%%
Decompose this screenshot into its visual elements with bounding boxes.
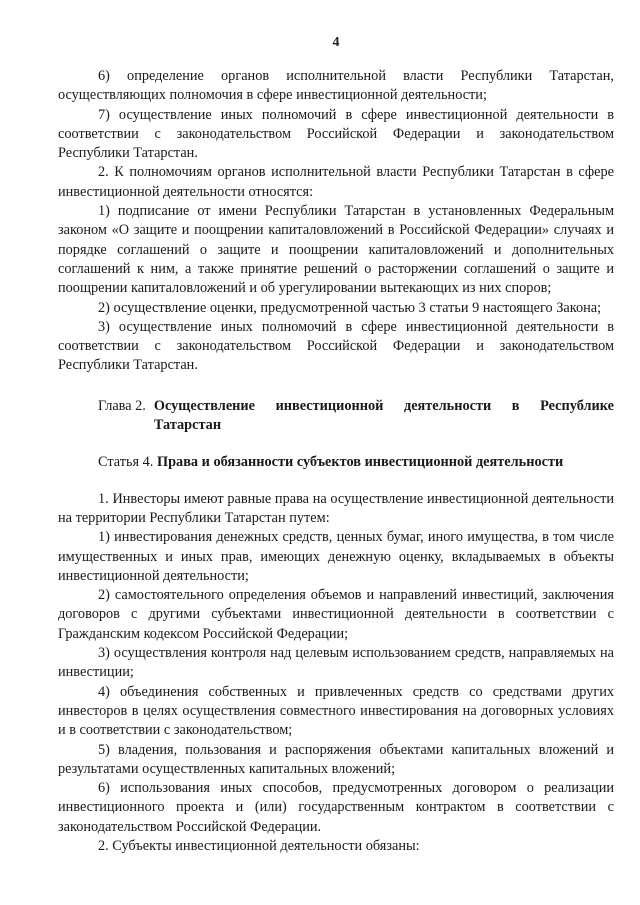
paragraph: 3) осуществления контроля над целевым использованием средств, направляемых на инвестиции;	[58, 645, 614, 681]
paragraph: 6) определение органов исполнительной власти Республики Татарстан, осуществляющих полномочия в сфере инвестиционной деятельности;	[58, 68, 614, 104]
chapter-label: Глава 2.	[98, 397, 146, 414]
paragraph: 5) владения, пользования и распоряжения объектами капитальных вложений и результатами осуществленных капитальных вложений;	[58, 741, 614, 777]
article-title: Права и обязанности субъектов инвестиционной деятельности	[156, 454, 564, 471]
article-heading	[58, 453, 614, 472]
article-label: Статья 4.	[98, 454, 154, 471]
chapter-title: Осуществление инвестиционной деятельности в Республике Татарстан	[153, 397, 614, 434]
paragraph: 1) подписание от имени Республики Татарстан в установленных Федеральным законом «О защите и поощрении капиталовложений в Российской Федерации» случаях и порядке соглашений о защите и поощрении капиталовложений и дополнительных соглашений к ним, а также принятие решений о расторжении соглашений о защите и поощрении капиталовложений и об урегулировании вытекающих из них споров;	[58, 203, 614, 297]
paragraph: 1. Инвесторы имеют равные права на осуществление инвестиционной деятельности на территории Республики Татарстан путем:	[58, 490, 614, 526]
paragraph: 3) осуществление иных полномочий в сфере инвестиционной деятельности в соответствии с законодательством Российской Федерации и законодательством Республики Татарстан.	[58, 318, 614, 374]
document-body	[58, 67, 614, 856]
paragraph: 1) инвестирования денежных средств, ценных бумаг, иного имущества, в том числе имущественных и иных прав, имеющих денежную оценку, вкладываемых в объекты инвестиционной деятельности;	[58, 529, 614, 584]
paragraph: 7) осуществление иных полномочий в сфере инвестиционной деятельности в соответствии с законодательством Российской Федерации и законодательством Республики Татарстан.	[58, 106, 614, 162]
paragraph: 6) использования иных способов, предусмотренных договором о реализации инвестиционного проекта и (или) государственным контрактом в соответствии с законодательством Российской Федерации.	[58, 780, 614, 835]
paragraph: 2) самостоятельного определения объемов и направлений инвестиций, заключения договоров с другими субъектами инвестиционной деятельности в соответствии с Гражданским кодексом Российской Федерации;	[58, 587, 614, 642]
paragraph: 4) объединения собственных и привлеченных средств со средствами других инвесторов в целях осуществления совместного инвестирования на договорных условиях и в соответствии с законодательством;	[58, 683, 614, 739]
chapter-heading	[58, 397, 614, 436]
page-number: 4	[332, 35, 340, 50]
paragraph: 2) осуществление оценки, предусмотренной частью 3 статьи 9 настоящего Закона;	[98, 299, 602, 316]
paragraph: 2. Субъекты инвестиционной деятельности обязаны:	[98, 837, 420, 854]
document-page	[58, 0, 614, 905]
paragraph: 2. К полномочиям органов исполнительной власти Республики Татарстан в сфере инвестиционной деятельности относятся:	[58, 164, 614, 200]
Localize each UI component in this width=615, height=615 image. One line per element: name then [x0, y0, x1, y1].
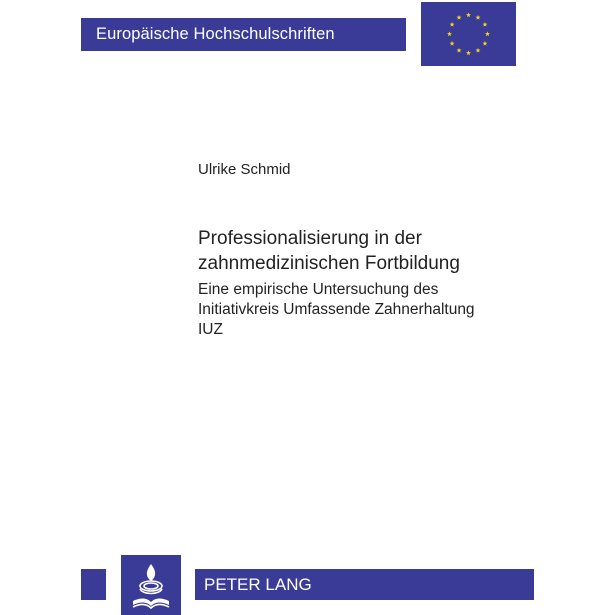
eu-star-icon — [450, 41, 455, 46]
book-title-line: zahnmedizinischen Fortbildung — [198, 253, 460, 274]
eu-star-icon — [476, 48, 481, 53]
peter-lang-logo-icon — [121, 555, 181, 615]
eu-star-icon — [482, 41, 487, 46]
book-subtitle-line: Eine empirische Untersuchung des — [198, 281, 439, 298]
author-name: Ulrike Schmid — [198, 161, 291, 178]
eu-star-icon — [476, 15, 481, 20]
publisher-banner — [195, 569, 534, 600]
book-subtitle-line: Initiativkreis Umfassende Zahnerhaltung — [198, 301, 475, 318]
eu-star-icon — [466, 12, 471, 17]
book-subtitle — [198, 280, 475, 340]
eu-star-icon — [447, 31, 452, 36]
book-title-line: Professionalisierung in der — [198, 228, 422, 249]
eu-star-icon — [457, 15, 462, 20]
eu-star-icon — [466, 50, 471, 55]
eu-star-icon — [457, 48, 462, 53]
eu-star-icon — [450, 22, 455, 27]
eu-star-icon — [482, 22, 487, 27]
eu-star-icon — [485, 31, 490, 36]
publisher-accent-block — [81, 569, 106, 600]
publisher-name: PETER LANG — [204, 574, 312, 594]
book-title — [198, 226, 460, 276]
book-subtitle-line: IUZ — [198, 321, 223, 338]
series-title: Europäische Hochschulschriften — [96, 25, 335, 43]
eu-flag-icon — [421, 2, 516, 66]
series-banner — [81, 18, 406, 51]
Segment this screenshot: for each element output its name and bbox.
%%
The task: Reproduce the whole listing above line for line, with every character unchanged, but omit the pictures.

Answer for this exercise:
Decompose this screenshot into its visual elements with bounding boxes.
paragraph: 3) осуществления контроля над целевым использованием средств, направляемых на инвестиции;	[58, 645, 614, 681]
paragraph: 6) определение органов исполнительной власти Республики Татарстан, осуществляющих полномочия в сфере инвестиционной деятельности;	[58, 68, 614, 104]
chapter-label: Глава 2.	[98, 397, 146, 414]
paragraph: 5) владения, пользования и распоряжения объектами капитальных вложений и результатами осуществленных капитальных вложений;	[58, 741, 614, 777]
article-title: Права и обязанности субъектов инвестиционной деятельности	[156, 454, 564, 471]
article-heading	[58, 453, 614, 472]
article-label: Статья 4.	[98, 454, 154, 471]
chapter-title: Осуществление инвестиционной деятельности в Республике Татарстан	[153, 397, 614, 434]
paragraph: 1) подписание от имени Республики Татарстан в установленных Федеральным законом «О защите и поощрении капиталовложений в Российской Федерации» случаях и порядке соглашений о защите и поощрении капиталовложений и дополнительных соглашений к ним, а также принятие решений о расторжении соглашений о защите и поощрении капиталовложений и об урегулировании вытекающих из них споров;	[58, 203, 614, 297]
paragraph: 1. Инвесторы имеют равные права на осуществление инвестиционной деятельности на территории Республики Татарстан путем:	[58, 490, 614, 526]
paragraph: 3) осуществление иных полномочий в сфере инвестиционной деятельности в соответствии с законодательством Российской Федерации и законодательством Республики Татарстан.	[58, 318, 614, 374]
document-body	[58, 67, 614, 856]
paragraph: 1) инвестирования денежных средств, ценных бумаг, иного имущества, в том числе имущественных и иных прав, имеющих денежную оценку, вкладываемых в объекты инвестиционной деятельности;	[58, 529, 614, 584]
paragraph: 7) осуществление иных полномочий в сфере инвестиционной деятельности в соответствии с законодательством Российской Федерации и законодательством Республики Татарстан.	[58, 106, 614, 162]
paragraph: 6) использования иных способов, предусмотренных договором о реализации инвестиционного проекта и (или) государственным контрактом в соответствии с законодательством Российской Федерации.	[58, 780, 614, 835]
paragraph: 2) самостоятельного определения объемов и направлений инвестиций, заключения договоров с другими субъектами инвестиционной деятельности в соответствии с Гражданским кодексом Российской Федерации;	[58, 587, 614, 642]
paragraph: 4) объединения собственных и привлеченных средств со средствами других инвесторов в целях осуществления совместного инвестирования на договорных условиях и в соответствии с законодательством;	[58, 683, 614, 739]
chapter-heading	[58, 397, 614, 436]
page-number: 4	[332, 35, 340, 50]
paragraph: 2) осуществление оценки, предусмотренной частью 3 статьи 9 настоящего Закона;	[98, 299, 602, 316]
paragraph: 2. Субъекты инвестиционной деятельности обязаны:	[98, 837, 420, 854]
document-page	[58, 0, 614, 905]
paragraph: 2. К полномочиям органов исполнительной власти Республики Татарстан в сфере инвестиционной деятельности относятся:	[58, 164, 614, 200]
Localize each UI component in this width=615, height=615 image. One line per element: name then [x0, y0, x1, y1].
eu-star-icon — [450, 41, 455, 46]
book-title-line: zahnmedizinischen Fortbildung — [198, 253, 460, 274]
eu-star-icon — [476, 48, 481, 53]
peter-lang-logo-icon — [121, 555, 181, 615]
eu-star-icon — [482, 41, 487, 46]
book-subtitle-line: Eine empirische Untersuchung des — [198, 281, 439, 298]
author-name: Ulrike Schmid — [198, 161, 291, 178]
eu-star-icon — [476, 15, 481, 20]
publisher-banner — [195, 569, 534, 600]
book-subtitle-line: Initiativkreis Umfassende Zahnerhaltung — [198, 301, 475, 318]
eu-star-icon — [466, 12, 471, 17]
book-subtitle — [198, 280, 475, 340]
eu-star-icon — [447, 31, 452, 36]
book-title-line: Professionalisierung in der — [198, 228, 422, 249]
eu-star-icon — [457, 15, 462, 20]
eu-star-icon — [466, 50, 471, 55]
eu-star-icon — [457, 48, 462, 53]
eu-star-icon — [450, 22, 455, 27]
eu-star-icon — [482, 22, 487, 27]
eu-star-icon — [485, 31, 490, 36]
publisher-accent-block — [81, 569, 106, 600]
publisher-name: PETER LANG — [204, 574, 312, 594]
book-title — [198, 226, 460, 276]
book-subtitle-line: IUZ — [198, 321, 223, 338]
series-title: Europäische Hochschulschriften — [96, 25, 335, 43]
eu-flag-icon — [421, 2, 516, 66]
series-banner — [81, 18, 406, 51]
Segment this screenshot: for each element output its name and bbox.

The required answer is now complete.